━━━ MATERIAL SUPPLIED

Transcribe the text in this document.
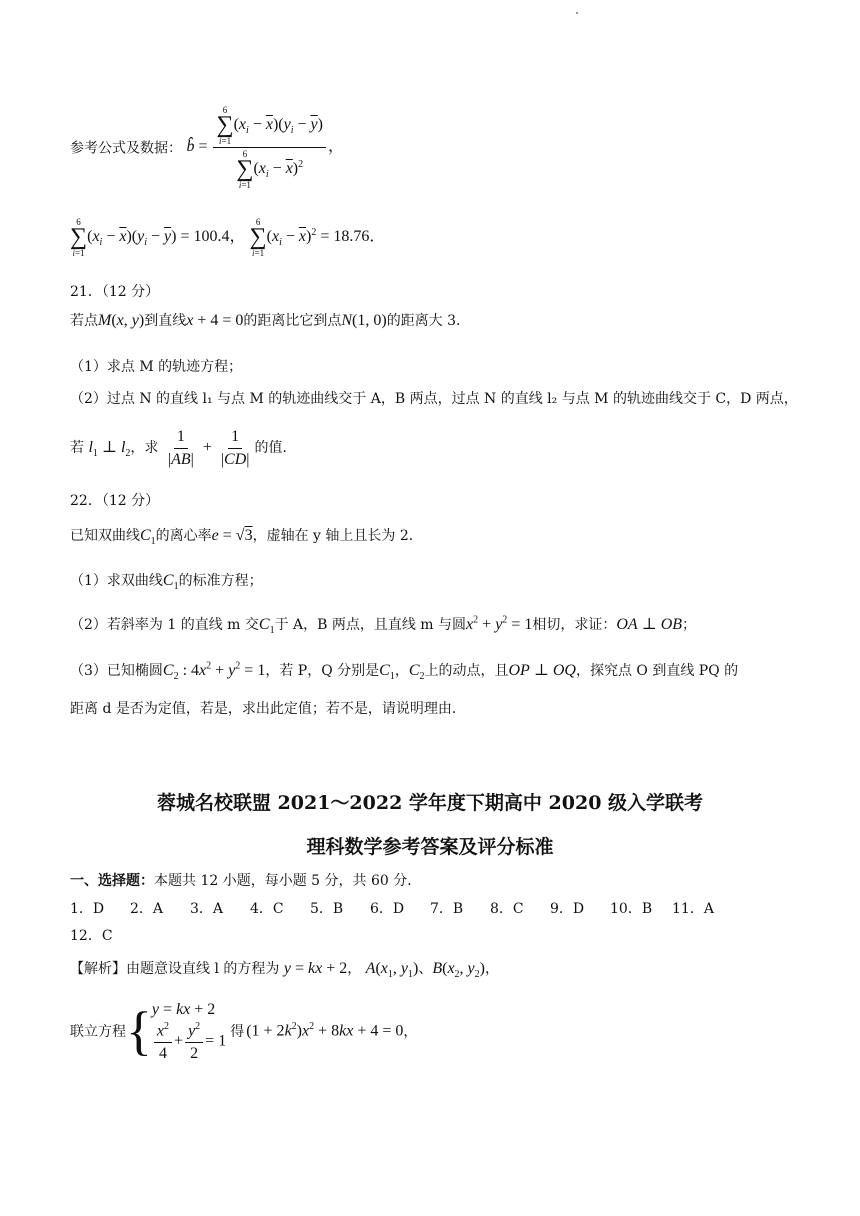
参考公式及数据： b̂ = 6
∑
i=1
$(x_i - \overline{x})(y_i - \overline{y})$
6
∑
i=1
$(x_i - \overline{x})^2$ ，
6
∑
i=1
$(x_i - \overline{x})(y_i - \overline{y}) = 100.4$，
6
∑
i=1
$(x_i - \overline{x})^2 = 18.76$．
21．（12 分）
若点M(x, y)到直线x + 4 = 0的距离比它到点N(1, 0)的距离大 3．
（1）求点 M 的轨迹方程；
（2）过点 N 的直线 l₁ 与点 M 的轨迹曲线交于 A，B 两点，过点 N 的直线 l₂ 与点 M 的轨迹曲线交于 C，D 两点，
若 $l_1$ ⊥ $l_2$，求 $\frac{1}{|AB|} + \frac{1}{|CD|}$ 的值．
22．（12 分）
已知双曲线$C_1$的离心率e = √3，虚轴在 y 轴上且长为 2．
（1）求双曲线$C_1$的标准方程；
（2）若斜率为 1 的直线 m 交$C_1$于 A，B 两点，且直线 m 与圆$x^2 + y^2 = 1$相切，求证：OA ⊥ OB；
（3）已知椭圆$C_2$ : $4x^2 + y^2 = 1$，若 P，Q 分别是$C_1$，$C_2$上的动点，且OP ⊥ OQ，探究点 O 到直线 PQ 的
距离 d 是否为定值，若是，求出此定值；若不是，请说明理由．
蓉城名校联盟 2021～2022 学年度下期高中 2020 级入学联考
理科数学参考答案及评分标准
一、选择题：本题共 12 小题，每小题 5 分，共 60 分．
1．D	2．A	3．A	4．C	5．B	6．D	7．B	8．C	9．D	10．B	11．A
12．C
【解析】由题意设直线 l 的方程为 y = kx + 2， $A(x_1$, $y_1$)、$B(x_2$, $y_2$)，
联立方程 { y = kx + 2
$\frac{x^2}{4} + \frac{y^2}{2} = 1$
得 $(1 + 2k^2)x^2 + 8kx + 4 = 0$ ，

━━━━━━
━━━ MATERIAL SUPPLIED

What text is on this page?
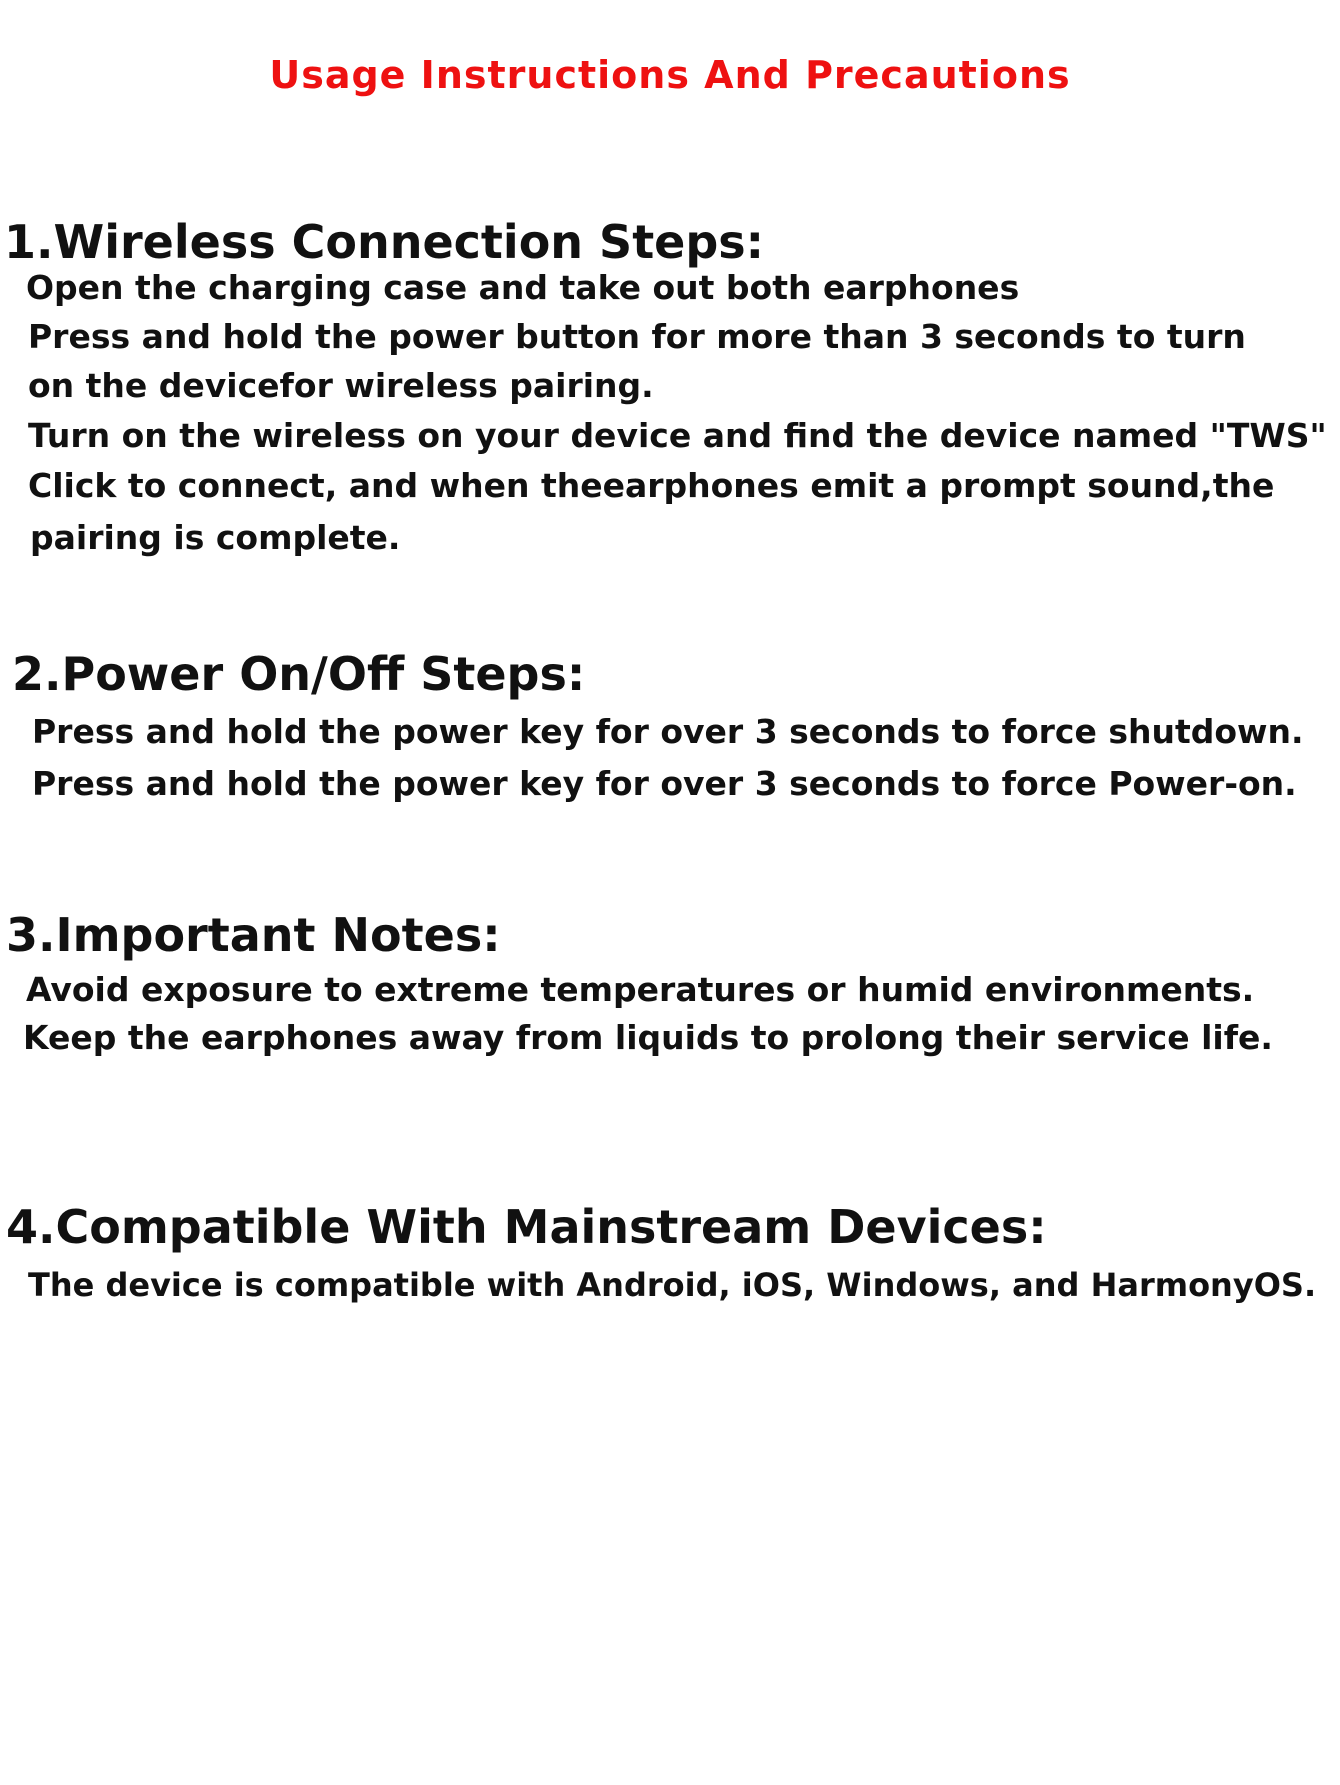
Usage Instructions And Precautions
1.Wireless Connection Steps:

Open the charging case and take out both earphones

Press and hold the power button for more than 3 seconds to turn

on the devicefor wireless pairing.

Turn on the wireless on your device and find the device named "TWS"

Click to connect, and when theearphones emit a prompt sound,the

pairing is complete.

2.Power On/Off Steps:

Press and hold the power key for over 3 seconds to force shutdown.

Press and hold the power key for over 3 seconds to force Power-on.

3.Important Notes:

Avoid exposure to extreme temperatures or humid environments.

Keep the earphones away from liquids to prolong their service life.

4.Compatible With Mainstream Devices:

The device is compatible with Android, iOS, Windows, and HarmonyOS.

━━━━━━
━━━ MATERIAL SUPPLIED

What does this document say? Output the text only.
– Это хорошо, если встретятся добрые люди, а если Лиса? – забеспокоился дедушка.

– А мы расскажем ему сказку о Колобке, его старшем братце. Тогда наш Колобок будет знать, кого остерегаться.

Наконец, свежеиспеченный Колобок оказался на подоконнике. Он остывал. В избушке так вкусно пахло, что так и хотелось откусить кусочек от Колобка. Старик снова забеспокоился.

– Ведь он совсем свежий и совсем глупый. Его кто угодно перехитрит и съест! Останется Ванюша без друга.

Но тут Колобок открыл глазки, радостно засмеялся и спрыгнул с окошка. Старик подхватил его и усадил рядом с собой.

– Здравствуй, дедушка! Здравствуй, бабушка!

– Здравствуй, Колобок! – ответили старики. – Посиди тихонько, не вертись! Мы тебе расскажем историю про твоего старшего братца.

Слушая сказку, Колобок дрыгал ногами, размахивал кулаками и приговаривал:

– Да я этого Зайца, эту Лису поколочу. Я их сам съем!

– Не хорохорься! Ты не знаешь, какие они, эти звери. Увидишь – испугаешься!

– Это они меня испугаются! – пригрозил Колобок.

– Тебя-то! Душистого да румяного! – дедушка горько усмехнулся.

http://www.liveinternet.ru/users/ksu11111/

━━━━━━

Return each full line of the entries that contains the word "text".

Transcribe the text in this document.
What text is on this page?
What does this document say? Output the text only.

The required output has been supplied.